• **Material to process**:
● ● ● ●

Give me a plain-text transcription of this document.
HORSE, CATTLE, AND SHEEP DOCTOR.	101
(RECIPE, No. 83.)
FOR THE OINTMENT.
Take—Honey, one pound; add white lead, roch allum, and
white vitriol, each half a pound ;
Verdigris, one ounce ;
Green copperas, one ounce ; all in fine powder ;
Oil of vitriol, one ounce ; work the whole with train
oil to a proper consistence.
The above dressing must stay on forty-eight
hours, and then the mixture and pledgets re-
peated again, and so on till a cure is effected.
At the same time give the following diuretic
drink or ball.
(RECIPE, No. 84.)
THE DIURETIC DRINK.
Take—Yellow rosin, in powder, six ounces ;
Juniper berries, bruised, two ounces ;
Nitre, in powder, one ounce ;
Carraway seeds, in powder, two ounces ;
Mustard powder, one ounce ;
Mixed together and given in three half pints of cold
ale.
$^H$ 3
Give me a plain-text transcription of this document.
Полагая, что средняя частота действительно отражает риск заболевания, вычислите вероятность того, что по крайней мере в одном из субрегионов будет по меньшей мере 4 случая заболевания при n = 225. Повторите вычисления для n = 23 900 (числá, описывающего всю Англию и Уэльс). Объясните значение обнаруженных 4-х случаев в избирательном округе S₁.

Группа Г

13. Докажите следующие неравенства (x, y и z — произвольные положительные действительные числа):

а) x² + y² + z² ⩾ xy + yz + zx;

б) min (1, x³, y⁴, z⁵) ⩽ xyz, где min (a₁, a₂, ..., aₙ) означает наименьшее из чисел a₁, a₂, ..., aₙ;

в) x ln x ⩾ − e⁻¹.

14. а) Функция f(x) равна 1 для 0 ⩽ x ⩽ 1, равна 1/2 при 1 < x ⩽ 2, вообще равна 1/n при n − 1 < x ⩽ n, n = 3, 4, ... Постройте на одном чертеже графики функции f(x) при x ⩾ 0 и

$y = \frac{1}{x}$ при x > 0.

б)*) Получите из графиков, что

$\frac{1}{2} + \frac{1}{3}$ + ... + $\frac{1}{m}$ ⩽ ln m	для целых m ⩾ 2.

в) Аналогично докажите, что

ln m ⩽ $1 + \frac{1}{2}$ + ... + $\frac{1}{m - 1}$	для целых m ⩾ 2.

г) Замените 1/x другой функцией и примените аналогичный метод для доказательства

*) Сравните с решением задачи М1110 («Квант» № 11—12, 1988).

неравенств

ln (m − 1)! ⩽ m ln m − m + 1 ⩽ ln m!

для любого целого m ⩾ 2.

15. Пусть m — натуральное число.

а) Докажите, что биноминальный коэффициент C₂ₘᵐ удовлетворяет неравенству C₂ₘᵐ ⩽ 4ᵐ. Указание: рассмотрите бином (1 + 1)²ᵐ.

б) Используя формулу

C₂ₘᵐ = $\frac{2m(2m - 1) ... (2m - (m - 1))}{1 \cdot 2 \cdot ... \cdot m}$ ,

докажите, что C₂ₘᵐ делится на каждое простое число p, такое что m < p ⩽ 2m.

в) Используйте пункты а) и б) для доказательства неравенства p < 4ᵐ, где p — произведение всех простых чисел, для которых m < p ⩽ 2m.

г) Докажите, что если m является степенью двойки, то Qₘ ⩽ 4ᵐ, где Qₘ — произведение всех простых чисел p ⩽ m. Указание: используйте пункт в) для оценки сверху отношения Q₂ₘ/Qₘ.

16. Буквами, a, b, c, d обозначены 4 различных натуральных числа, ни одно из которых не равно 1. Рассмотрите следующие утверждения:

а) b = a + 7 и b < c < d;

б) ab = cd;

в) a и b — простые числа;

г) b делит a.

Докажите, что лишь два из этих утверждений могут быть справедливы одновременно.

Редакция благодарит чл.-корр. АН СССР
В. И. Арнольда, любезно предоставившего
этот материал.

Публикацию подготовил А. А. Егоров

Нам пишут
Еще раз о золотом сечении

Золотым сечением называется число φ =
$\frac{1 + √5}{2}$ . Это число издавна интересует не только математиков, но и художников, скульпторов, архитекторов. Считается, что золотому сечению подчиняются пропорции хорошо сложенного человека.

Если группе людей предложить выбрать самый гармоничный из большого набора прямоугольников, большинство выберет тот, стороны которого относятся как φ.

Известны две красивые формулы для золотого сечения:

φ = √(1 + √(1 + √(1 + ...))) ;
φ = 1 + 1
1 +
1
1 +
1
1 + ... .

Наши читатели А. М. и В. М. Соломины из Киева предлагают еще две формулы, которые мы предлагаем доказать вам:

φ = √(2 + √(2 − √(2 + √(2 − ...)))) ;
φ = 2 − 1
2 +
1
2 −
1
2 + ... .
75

● ● ● ●

• **Problem details**:
Filter the records above for "число" and copy every matching line.

• **Task answer**:
15. Пусть m — натуральное число.
докажите, что C₂ₘᵐ делится на каждое простое число p, такое что m < p ⩽ 2m.
Золотым сечением называется число φ =
$\frac{1 + √5}{2}$ . Это число издавна интересует не только математиков, но и художников, скульпторов, архитекторов. Считается, что золотому сечению подчиняются пропорции хорошо сложенного человека.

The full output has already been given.